Job
Set down the whole listing verbatim.

Supplied data
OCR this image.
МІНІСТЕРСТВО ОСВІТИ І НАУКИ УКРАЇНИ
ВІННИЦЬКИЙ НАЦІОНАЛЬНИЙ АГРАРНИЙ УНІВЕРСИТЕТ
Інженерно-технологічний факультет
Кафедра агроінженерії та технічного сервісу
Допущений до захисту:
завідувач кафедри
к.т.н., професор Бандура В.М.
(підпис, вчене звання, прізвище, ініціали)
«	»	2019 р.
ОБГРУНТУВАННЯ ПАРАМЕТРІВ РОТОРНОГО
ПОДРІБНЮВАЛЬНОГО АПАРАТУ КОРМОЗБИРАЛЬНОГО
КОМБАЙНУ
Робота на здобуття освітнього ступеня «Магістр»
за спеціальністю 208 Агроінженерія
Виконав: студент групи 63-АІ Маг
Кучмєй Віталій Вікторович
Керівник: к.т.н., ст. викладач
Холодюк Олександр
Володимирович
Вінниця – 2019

Complete answer
OCR this image.
МІНІСТЕРСТВО ОСВІТИ І НАУКИ УКРАЇНИ
ВІННИЦЬКИЙ НАЦІОНАЛЬНИЙ АГРАРНИЙ УНІВЕРСИТЕТ
Інженерно-технологічний факультет
Кафедра агроінженерії та технічного сервісу
Допущений до захисту:
завідувач кафедри
к.т.н., професор Бандура В.М.
(підпис, вчене звання, прізвище, ініціали)
«	»	2019 р.
ОБГРУНТУВАННЯ ПАРАМЕТРІВ РОТОРНОГО
ПОДРІБНЮВАЛЬНОГО АПАРАТУ КОРМОЗБИРАЛЬНОГО
КОМБАЙНУ
Робота на здобуття освітнього ступеня «Магістр»
за спеціальністю 208 Агроінженерія
Виконав: студент групи 63-АІ Маг
Кучмєй Віталій Вікторович
Керівник: к.т.н., ст. викладач
Холодюк Олександр
Володимирович
Вінниця – 2019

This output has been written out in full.